** start Stored records **

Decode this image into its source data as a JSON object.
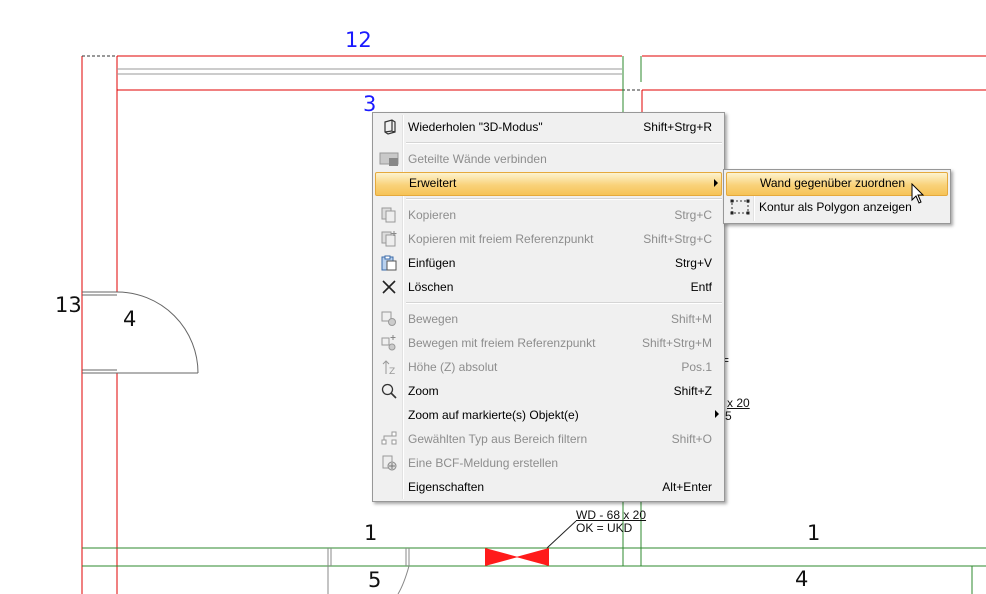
{
  "drawing": {
    "dim_labels": {
      "top_12": "12",
      "room_3": "3",
      "left_13": "13",
      "door_4": "4",
      "bottom_1_left": "1",
      "bottom_5": "5",
      "bottom_1_right": "1",
      "bottom_4": "4"
    },
    "annotations": {
      "wd_label": "WD - 68 x 20",
      "ok_label": "OK = UKD",
      "side_x20": "x 20",
      "side_5": "5",
      "side_sym": "="
    },
    "colors": {
      "wall_red": "#e00000",
      "wall_green": "#2d8a2d",
      "dim_blue": "#1a1aff",
      "marker_red": "#ff1a1a"
    }
  },
  "context_menu": {
    "items": [
      {
        "icon": "3d-box-icon",
        "label": "Wiederholen \"3D-Modus\"",
        "shortcut": "Shift+Strg+R",
        "enabled": true
      },
      {
        "separator": true
      },
      {
        "icon": "join-walls-icon",
        "label": "Geteilte Wände verbinden",
        "shortcut": "",
        "enabled": false
      },
      {
        "icon": "",
        "label": "Erweitert",
        "shortcut": "",
        "enabled": true,
        "submenu": true,
        "highlighted": true
      },
      {
        "separator": true
      },
      {
        "icon": "copy-icon",
        "label": "Kopieren",
        "shortcut": "Strg+C",
        "enabled": false
      },
      {
        "icon": "copy-ref-icon",
        "label": "Kopieren mit freiem Referenzpunkt",
        "shortcut": "Shift+Strg+C",
        "enabled": false
      },
      {
        "icon": "paste-icon",
        "label": "Einfügen",
        "shortcut": "Strg+V",
        "enabled": true
      },
      {
        "icon": "delete-x-icon",
        "label": "Löschen",
        "shortcut": "Entf",
        "enabled": true
      },
      {
        "separator": true
      },
      {
        "icon": "move-icon",
        "label": "Bewegen",
        "shortcut": "Shift+M",
        "enabled": false
      },
      {
        "icon": "move-ref-icon",
        "label": "Bewegen mit freiem Referenzpunkt",
        "shortcut": "Shift+Strg+M",
        "enabled": false
      },
      {
        "icon": "height-z-icon",
        "label": "Höhe (Z) absolut",
        "shortcut": "Pos.1",
        "enabled": false
      },
      {
        "icon": "zoom-icon",
        "label": "Zoom",
        "shortcut": "Shift+Z",
        "enabled": true
      },
      {
        "icon": "",
        "label": "Zoom auf markierte(s) Objekt(e)",
        "shortcut": "",
        "enabled": true,
        "submenu": true
      },
      {
        "icon": "filter-type-icon",
        "label": "Gewählten Typ aus Bereich filtern",
        "shortcut": "Shift+O",
        "enabled": false
      },
      {
        "icon": "bcf-icon",
        "label": "Eine BCF-Meldung erstellen",
        "shortcut": "",
        "enabled": false
      },
      {
        "icon": "",
        "label": "Eigenschaften",
        "shortcut": "Alt+Enter",
        "enabled": true
      }
    ]
  },
  "submenu": {
    "items": [
      {
        "icon": "",
        "label": "Wand gegenüber zuordnen",
        "highlighted": true
      },
      {
        "icon": "polygon-outline-icon",
        "label": "Kontur als Polygon anzeigen",
        "highlighted": false
      }
    ]
  }
}
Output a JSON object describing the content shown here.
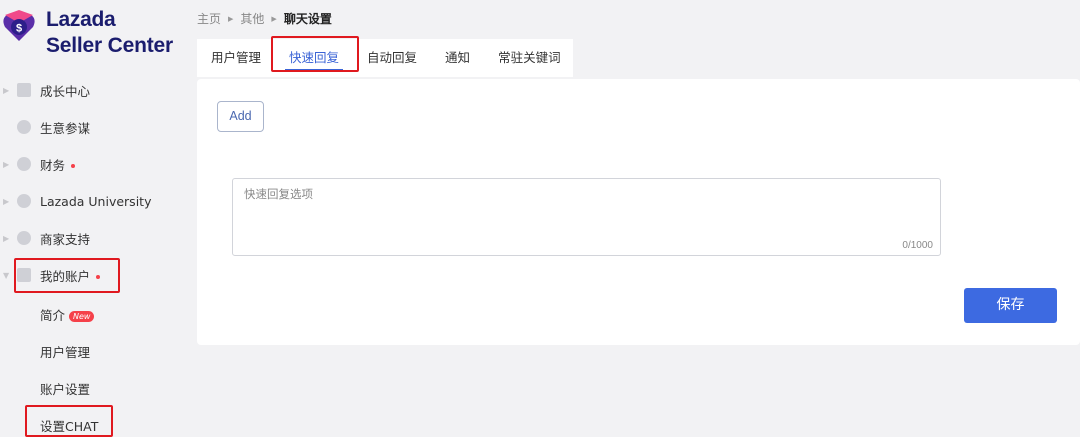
{
  "brand": {
    "name": "Lazada",
    "sub": "Seller Center",
    "colors": {
      "primary": "#1b1d6e",
      "accent": "#3d6ae1",
      "alert": "#e0191f"
    }
  },
  "sidebar": {
    "items": [
      {
        "label": "成长中心",
        "icon": "growth-icon",
        "badge_dot": false
      },
      {
        "label": "生意参谋",
        "icon": "analytics-icon",
        "badge_dot": false
      },
      {
        "label": "财务",
        "icon": "finance-icon",
        "badge_dot": true
      },
      {
        "label": "Lazada University",
        "icon": "university-icon",
        "badge_dot": false
      },
      {
        "label": "商家支持",
        "icon": "support-icon",
        "badge_dot": false
      },
      {
        "label": "我的账户",
        "icon": "account-icon",
        "badge_dot": true,
        "expanded": true
      }
    ],
    "sub_items": [
      {
        "label": "简介",
        "badge": "New"
      },
      {
        "label": "用户管理"
      },
      {
        "label": "账户设置"
      },
      {
        "label": "设置CHAT"
      }
    ]
  },
  "breadcrumb": {
    "items": [
      "主页",
      "其他",
      "聊天设置"
    ]
  },
  "tabs": [
    {
      "label": "用户管理"
    },
    {
      "label": "快速回复",
      "active": true
    },
    {
      "label": "自动回复"
    },
    {
      "label": "通知"
    },
    {
      "label": "常驻关键词"
    }
  ],
  "quick_reply": {
    "add_label": "Add",
    "placeholder": "快速回复选项",
    "counter": "0/1000",
    "save_label": "保存"
  }
}
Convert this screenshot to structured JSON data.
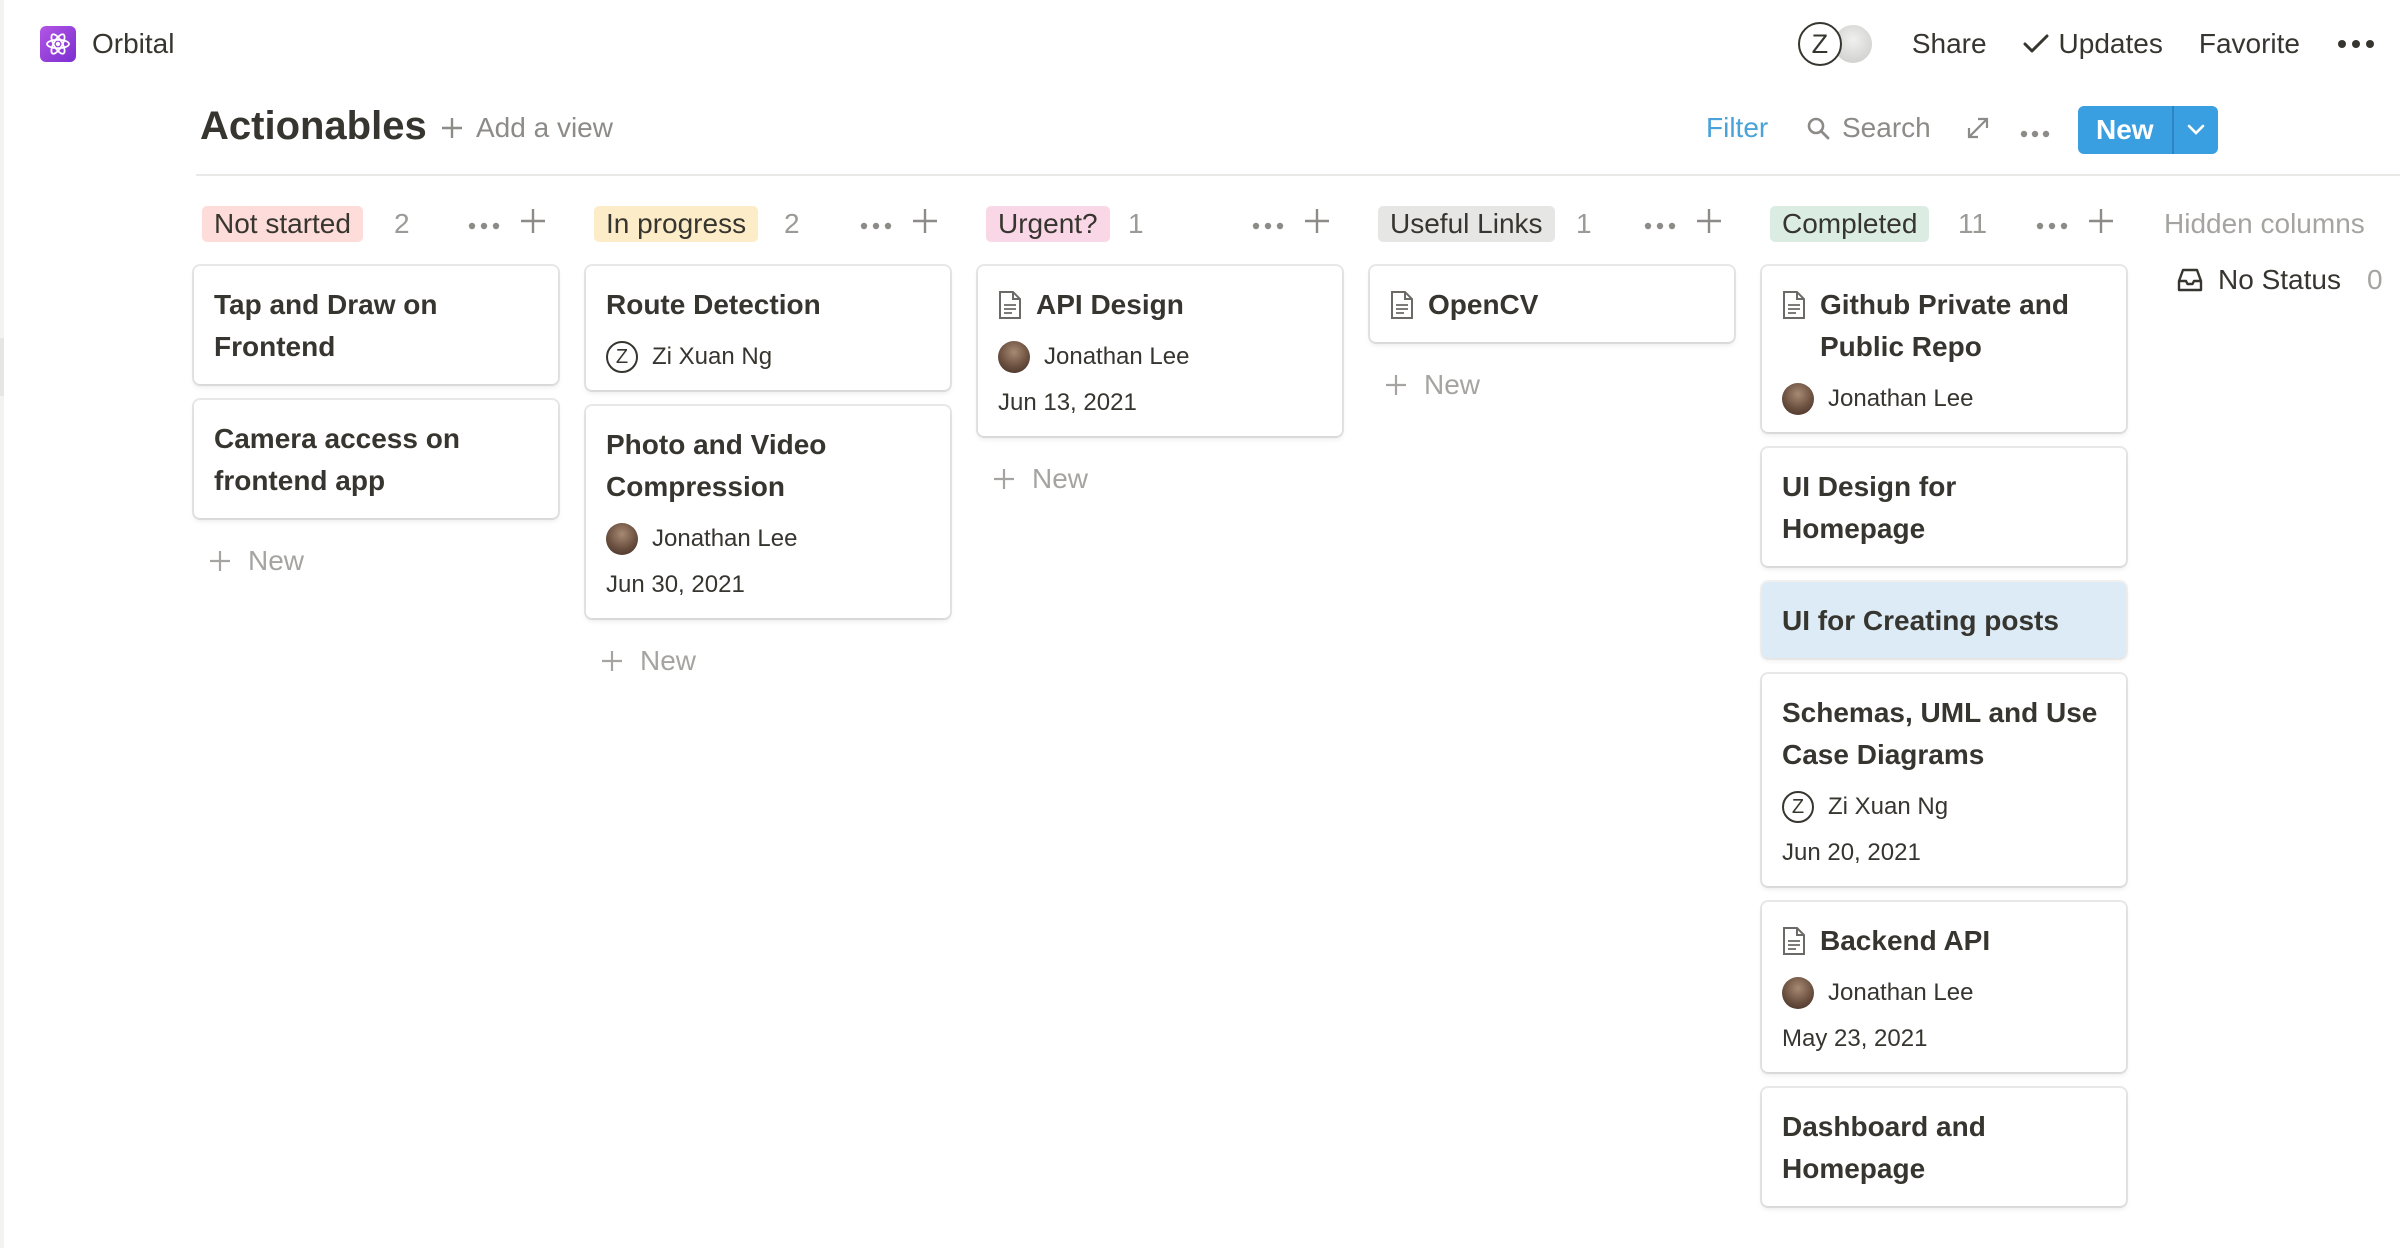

** end Stored records **

(Goal):
Write the full listing out again with every line unchanged, but include no pictures.

(Worked solution):
Decode this image into its source data as a JSON object.
{
  "drawing": {
    "dim_labels": {
      "top_12": "12",
      "room_3": "3",
      "left_13": "13",
      "door_4": "4",
      "bottom_1_left": "1",
      "bottom_5": "5",
      "bottom_1_right": "1",
      "bottom_4": "4"
    },
    "annotations": {
      "wd_label": "WD - 68 x 20",
      "ok_label": "OK = UKD",
      "side_x20": "x 20",
      "side_5": "5",
      "side_sym": "="
    },
    "colors": {
      "wall_red": "#e00000",
      "wall_green": "#2d8a2d",
      "dim_blue": "#1a1aff",
      "marker_red": "#ff1a1a"
    }
  },
  "context_menu": {
    "items": [
      {
        "icon": "3d-box-icon",
        "label": "Wiederholen \"3D-Modus\"",
        "shortcut": "Shift+Strg+R",
        "enabled": true
      },
      {
        "separator": true
      },
      {
        "icon": "join-walls-icon",
        "label": "Geteilte Wände verbinden",
        "shortcut": "",
        "enabled": false
      },
      {
        "icon": "",
        "label": "Erweitert",
        "shortcut": "",
        "enabled": true,
        "submenu": true,
        "highlighted": true
      },
      {
        "separator": true
      },
      {
        "icon": "copy-icon",
        "label": "Kopieren",
        "shortcut": "Strg+C",
        "enabled": false
      },
      {
        "icon": "copy-ref-icon",
        "label": "Kopieren mit freiem Referenzpunkt",
        "shortcut": "Shift+Strg+C",
        "enabled": false
      },
      {
        "icon": "paste-icon",
        "label": "Einfügen",
        "shortcut": "Strg+V",
        "enabled": true
      },
      {
        "icon": "delete-x-icon",
        "label": "Löschen",
        "shortcut": "Entf",
        "enabled": true
      },
      {
        "separator": true
      },
      {
        "icon": "move-icon",
        "label": "Bewegen",
        "shortcut": "Shift+M",
        "enabled": false
      },
      {
        "icon": "move-ref-icon",
        "label": "Bewegen mit freiem Referenzpunkt",
        "shortcut": "Shift+Strg+M",
        "enabled": false
      },
      {
        "icon": "height-z-icon",
        "label": "Höhe (Z) absolut",
        "shortcut": "Pos.1",
        "enabled": false
      },
      {
        "icon": "zoom-icon",
        "label": "Zoom",
        "shortcut": "Shift+Z",
        "enabled": true
      },
      {
        "icon": "",
        "label": "Zoom auf markierte(s) Objekt(e)",
        "shortcut": "",
        "enabled": true,
        "submenu": true
      },
      {
        "icon": "filter-type-icon",
        "label": "Gewählten Typ aus Bereich filtern",
        "shortcut": "Shift+O",
        "enabled": false
      },
      {
        "icon": "bcf-icon",
        "label": "Eine BCF-Meldung erstellen",
        "shortcut": "",
        "enabled": false
      },
      {
        "icon": "",
        "label": "Eigenschaften",
        "shortcut": "Alt+Enter",
        "enabled": true
      }
    ]
  },
  "submenu": {
    "items": [
      {
        "icon": "",
        "label": "Wand gegenüber zuordnen",
        "highlighted": true
      },
      {
        "icon": "polygon-outline-icon",
        "label": "Kontur als Polygon anzeigen",
        "highlighted": false
      }
    ]
  }
}
Output a JSON object describing the content shown here.
{
  "brand": {
    "name": "Lazada",
    "sub": "Seller Center",
    "colors": {
      "primary": "#1b1d6e",
      "accent": "#3d6ae1",
      "alert": "#e0191f"
    }
  },
  "sidebar": {
    "items": [
      {
        "label": "成长中心",
        "icon": "growth-icon",
        "badge_dot": false
      },
      {
        "label": "生意参谋",
        "icon": "analytics-icon",
        "badge_dot": false
      },
      {
        "label": "财务",
        "icon": "finance-icon",
        "badge_dot": true
      },
      {
        "label": "Lazada University",
        "icon": "university-icon",
        "badge_dot": false
      },
      {
        "label": "商家支持",
        "icon": "support-icon",
        "badge_dot": false
      },
      {
        "label": "我的账户",
        "icon": "account-icon",
        "badge_dot": true,
        "expanded": true
      }
    ],
    "sub_items": [
      {
        "label": "简介",
        "badge": "New"
      },
      {
        "label": "用户管理"
      },
      {
        "label": "账户设置"
      },
      {
        "label": "设置CHAT"
      }
    ]
  },
  "breadcrumb": {
    "items": [
      "主页",
      "其他",
      "聊天设置"
    ]
  },
  "tabs": [
    {
      "label": "用户管理"
    },
    {
      "label": "快速回复",
      "active": true
    },
    {
      "label": "自动回复"
    },
    {
      "label": "通知"
    },
    {
      "label": "常驻关键词"
    }
  ],
  "quick_reply": {
    "add_label": "Add",
    "placeholder": "快速回复选项",
    "counter": "0/1000",
    "save_label": "保存"
  }
}
Convert this screenshot to structured JSON data.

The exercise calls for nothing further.